■ FRAGMENTO PROPORCIONADO:
Sí me parecen acertada la inclusión de ese gigante, el Momotxorro, que, como ocurre con todas esas mascaradas que se reparten por la península, remiten a fuerzas telúricas, a esas luchas contra el mal, contra lo espurio, que aquí vienen tan a cuento.
Esta pieza forma parte del proyecto «Cicatrizar», promovido por el Nuevo Teatro Fronterizo de Sanchis Sinisterra. Creo que, si nos olvidamos, como está ocurriendo, de la historia, entonces, difícilmente, estas propuestas van a tener suficiente credibilidad. Seguimos con la genética dialéctica del nosotros y el ellos. Superar esta dicotomía exige un esfuerzo superior para el cerebro. Excelsa tarea en la que no paramos de fracasar. Mal asunto ─regreso a las primeras líneas─, si se consuma no ya el olvido, sino la desmemoria qué consideración vamos a tener por las víctimas de ETA. Para ello es necesaria defender la libertad de expresión; pero, además, la crítica. Recordemos que no todas las ideas son respetables.

■ LÍNEAS ALMACENADAS:
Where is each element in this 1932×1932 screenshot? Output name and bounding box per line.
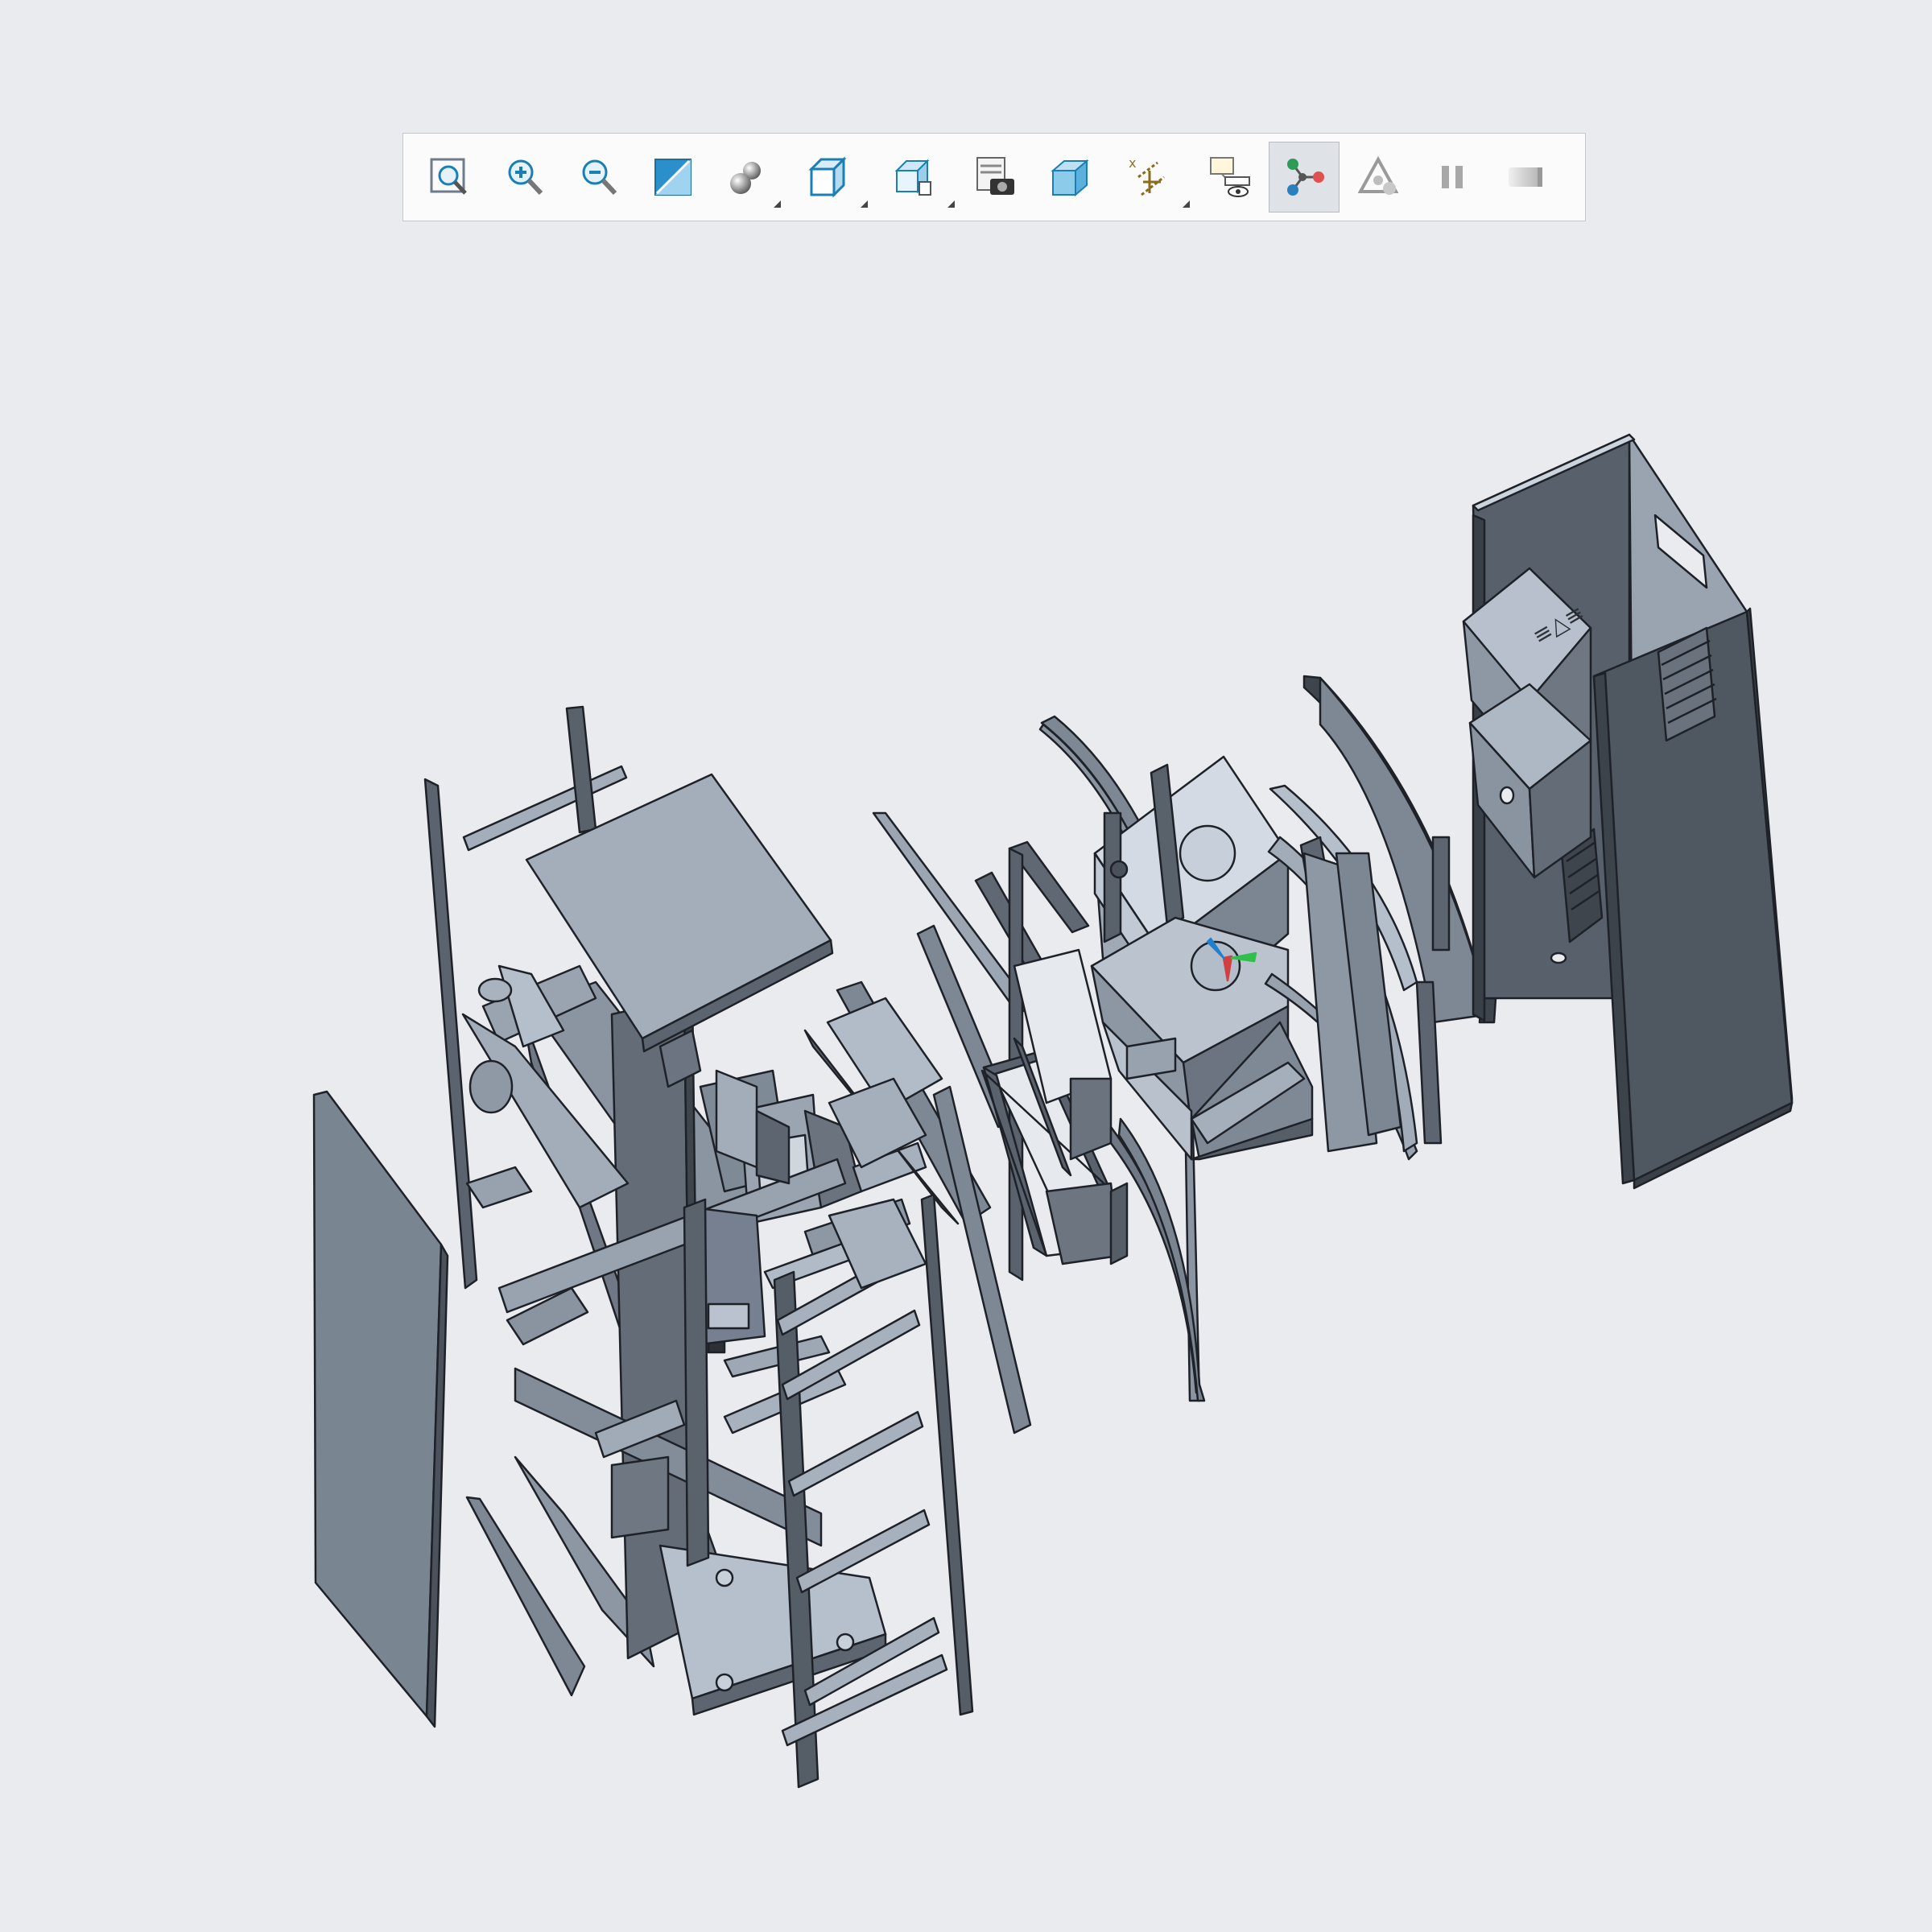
left-side-panel	[312, 1090, 449, 1728]
left-thin-rail	[423, 778, 478, 1290]
model-viewport[interactable]: ≡△≡	[0, 0, 1932, 1932]
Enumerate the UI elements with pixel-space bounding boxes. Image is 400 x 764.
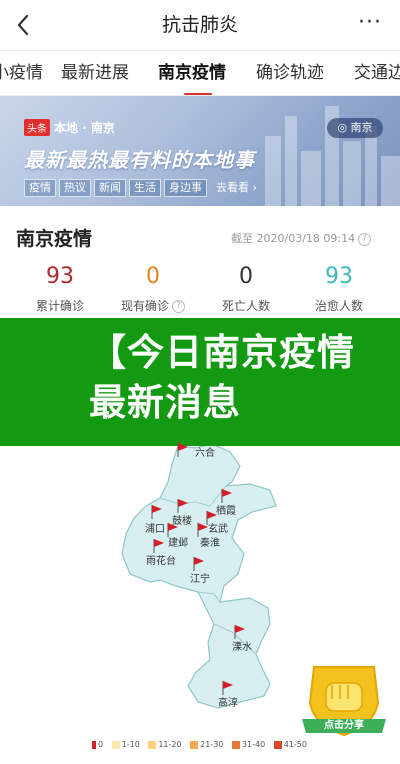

■ TAREAS POR REALIZAR:
1. Enumere todos los nombres propios que aparecen en el fragmento proporcionado.
2. Prosiga el fragmento sobre la pieza del proyecto «Cicatrizar» a partir de su última oración.

■ RESPUESTAS POR TAREA:
1. Momotxorro, «Cicatrizar», Nuevo Teatro Fronterizo, Sanchis Sinisterra, ETA

2.
Dirección: María Goiricelaya
Reparto: Aitor Borobia, Nagore González, Ane Pikaza y Egoitz Sánchez
Escenografía: Eider ibarrondo e Isabel Acosta
Vestuario: Betitxe Saitua
Diseño de iluminación: David Alkorta
Música: Adrián García de los Ojos
Espacio sonoro: Ibon Aguirre
Producción: La Dramática Errante
Distribución: Portal 71
Con la colaboración de: Gobierno Vasco, SAREA, Sopelako Udala, Arriola Antzokia, Fundación Otxoa de Barandika y el Nuevo Teatro Fronterizo
Teatro de La Abadía (Madrid)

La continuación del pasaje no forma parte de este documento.